┌──

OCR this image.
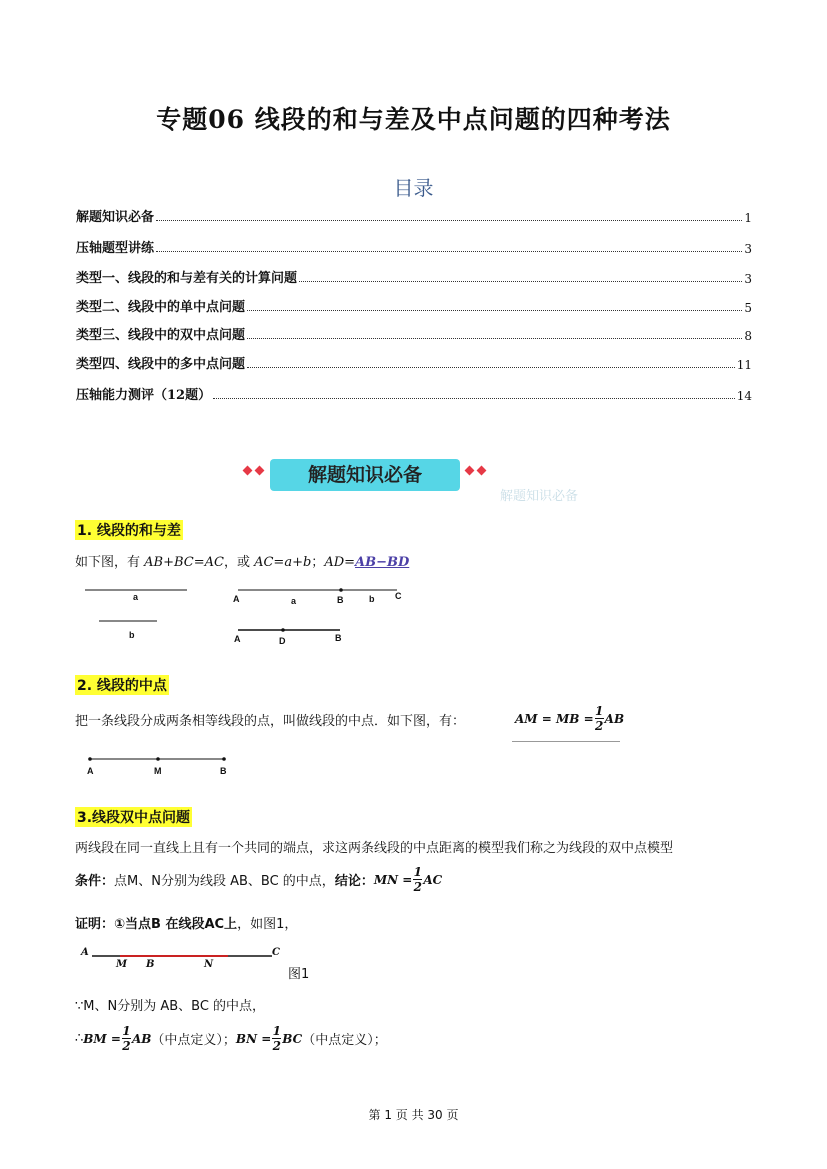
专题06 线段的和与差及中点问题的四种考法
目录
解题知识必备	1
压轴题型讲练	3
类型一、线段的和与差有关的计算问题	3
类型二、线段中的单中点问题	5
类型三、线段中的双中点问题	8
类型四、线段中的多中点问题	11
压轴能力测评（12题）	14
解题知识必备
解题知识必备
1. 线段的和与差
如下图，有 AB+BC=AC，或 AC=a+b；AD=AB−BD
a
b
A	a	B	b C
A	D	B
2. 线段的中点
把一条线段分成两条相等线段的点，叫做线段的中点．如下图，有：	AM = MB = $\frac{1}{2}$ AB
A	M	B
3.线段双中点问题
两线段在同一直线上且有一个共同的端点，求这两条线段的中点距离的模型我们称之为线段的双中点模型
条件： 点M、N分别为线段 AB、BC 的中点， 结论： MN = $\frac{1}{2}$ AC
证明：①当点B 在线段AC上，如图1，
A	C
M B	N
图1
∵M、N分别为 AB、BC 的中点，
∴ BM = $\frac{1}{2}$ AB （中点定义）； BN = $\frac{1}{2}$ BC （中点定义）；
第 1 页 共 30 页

└──
┌──

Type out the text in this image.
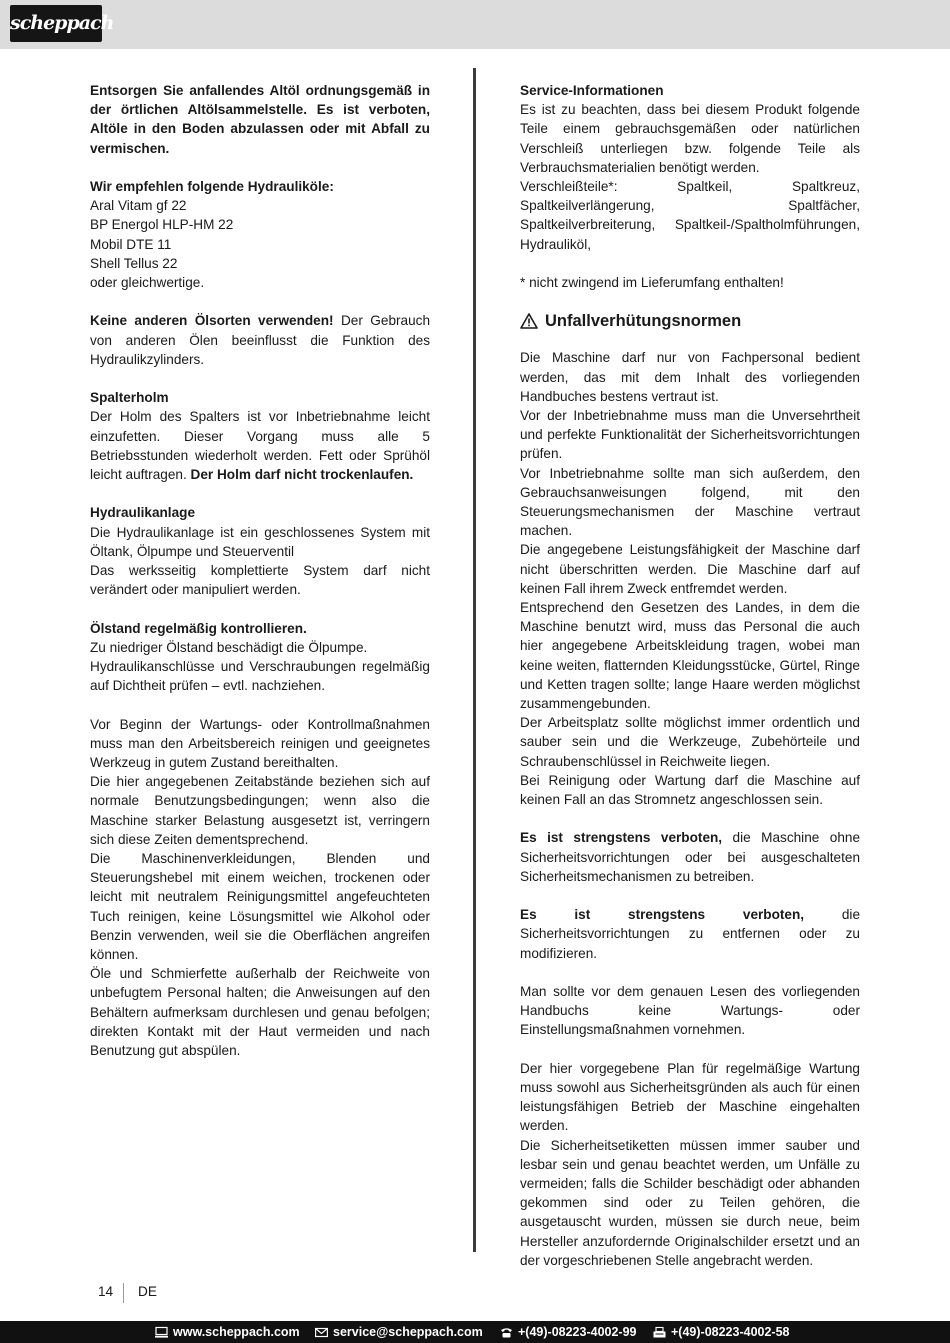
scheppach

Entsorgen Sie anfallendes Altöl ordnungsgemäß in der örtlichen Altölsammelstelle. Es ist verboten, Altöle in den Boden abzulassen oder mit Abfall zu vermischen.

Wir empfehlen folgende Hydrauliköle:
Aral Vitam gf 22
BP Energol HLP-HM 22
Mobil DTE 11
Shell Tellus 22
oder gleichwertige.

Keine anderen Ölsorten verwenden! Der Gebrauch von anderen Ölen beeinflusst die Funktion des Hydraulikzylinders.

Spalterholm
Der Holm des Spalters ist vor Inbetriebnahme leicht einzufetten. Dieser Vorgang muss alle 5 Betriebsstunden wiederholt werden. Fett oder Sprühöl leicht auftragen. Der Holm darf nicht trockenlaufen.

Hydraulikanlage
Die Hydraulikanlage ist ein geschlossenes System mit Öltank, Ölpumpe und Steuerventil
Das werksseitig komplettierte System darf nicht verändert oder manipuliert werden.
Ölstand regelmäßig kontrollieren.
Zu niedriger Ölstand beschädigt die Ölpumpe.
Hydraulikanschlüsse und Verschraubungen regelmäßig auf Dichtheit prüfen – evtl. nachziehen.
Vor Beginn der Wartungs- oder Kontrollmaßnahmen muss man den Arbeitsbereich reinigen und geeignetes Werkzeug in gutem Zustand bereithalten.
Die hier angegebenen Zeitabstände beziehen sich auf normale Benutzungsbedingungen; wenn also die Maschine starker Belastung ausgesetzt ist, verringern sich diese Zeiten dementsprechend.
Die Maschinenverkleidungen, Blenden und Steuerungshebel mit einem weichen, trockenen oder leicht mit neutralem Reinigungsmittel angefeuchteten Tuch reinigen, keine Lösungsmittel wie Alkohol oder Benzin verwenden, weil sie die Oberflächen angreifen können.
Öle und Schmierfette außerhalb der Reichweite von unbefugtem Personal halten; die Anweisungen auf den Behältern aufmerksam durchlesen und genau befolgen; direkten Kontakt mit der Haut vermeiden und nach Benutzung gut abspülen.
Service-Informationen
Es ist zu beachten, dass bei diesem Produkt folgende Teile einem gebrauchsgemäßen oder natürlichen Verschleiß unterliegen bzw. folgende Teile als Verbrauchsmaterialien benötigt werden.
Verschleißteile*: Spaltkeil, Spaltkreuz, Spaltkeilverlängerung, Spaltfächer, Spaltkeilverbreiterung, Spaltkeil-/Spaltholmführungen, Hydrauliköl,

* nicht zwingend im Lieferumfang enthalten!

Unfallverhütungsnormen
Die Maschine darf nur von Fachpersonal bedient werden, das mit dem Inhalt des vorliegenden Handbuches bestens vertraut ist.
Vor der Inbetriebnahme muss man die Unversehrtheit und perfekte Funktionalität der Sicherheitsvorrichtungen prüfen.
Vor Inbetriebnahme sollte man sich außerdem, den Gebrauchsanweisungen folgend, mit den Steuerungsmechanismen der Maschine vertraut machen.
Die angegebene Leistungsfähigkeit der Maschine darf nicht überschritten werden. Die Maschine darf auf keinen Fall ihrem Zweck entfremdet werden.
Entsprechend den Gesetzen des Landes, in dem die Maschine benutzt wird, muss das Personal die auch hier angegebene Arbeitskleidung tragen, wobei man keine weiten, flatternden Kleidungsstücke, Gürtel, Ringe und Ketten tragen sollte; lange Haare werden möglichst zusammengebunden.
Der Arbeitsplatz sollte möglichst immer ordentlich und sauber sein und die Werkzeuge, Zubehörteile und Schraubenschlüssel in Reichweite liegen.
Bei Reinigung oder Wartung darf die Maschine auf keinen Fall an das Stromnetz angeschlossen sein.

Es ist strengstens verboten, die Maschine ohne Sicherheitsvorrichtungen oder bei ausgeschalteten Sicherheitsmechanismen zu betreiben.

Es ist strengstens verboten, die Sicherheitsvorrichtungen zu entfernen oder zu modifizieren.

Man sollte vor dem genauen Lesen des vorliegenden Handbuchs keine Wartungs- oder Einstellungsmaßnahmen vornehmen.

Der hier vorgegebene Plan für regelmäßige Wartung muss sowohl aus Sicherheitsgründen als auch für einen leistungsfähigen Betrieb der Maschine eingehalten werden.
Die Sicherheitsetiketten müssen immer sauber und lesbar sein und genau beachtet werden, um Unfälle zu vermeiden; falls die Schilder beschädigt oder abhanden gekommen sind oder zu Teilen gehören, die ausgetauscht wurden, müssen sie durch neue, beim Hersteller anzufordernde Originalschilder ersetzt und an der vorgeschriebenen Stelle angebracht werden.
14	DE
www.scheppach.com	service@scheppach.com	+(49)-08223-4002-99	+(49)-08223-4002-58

└──

| The exercise |
Each line with the string "verwenden" in it needs to be found and copied.

| Solution |
Keine anderen Ölsorten verwenden! Der Gebrauch von anderen Ölen beeinflusst die Funktion des Hydraulikzylinders.
Die Maschinenverkleidungen, Blenden und Steuerungshebel mit einem weichen, trockenen oder leicht mit neutralem Reinigungsmittel angefeuchteten Tuch reinigen, keine Lösungsmittel wie Alkohol oder Benzin verwenden, weil sie die Oberflächen angreifen können.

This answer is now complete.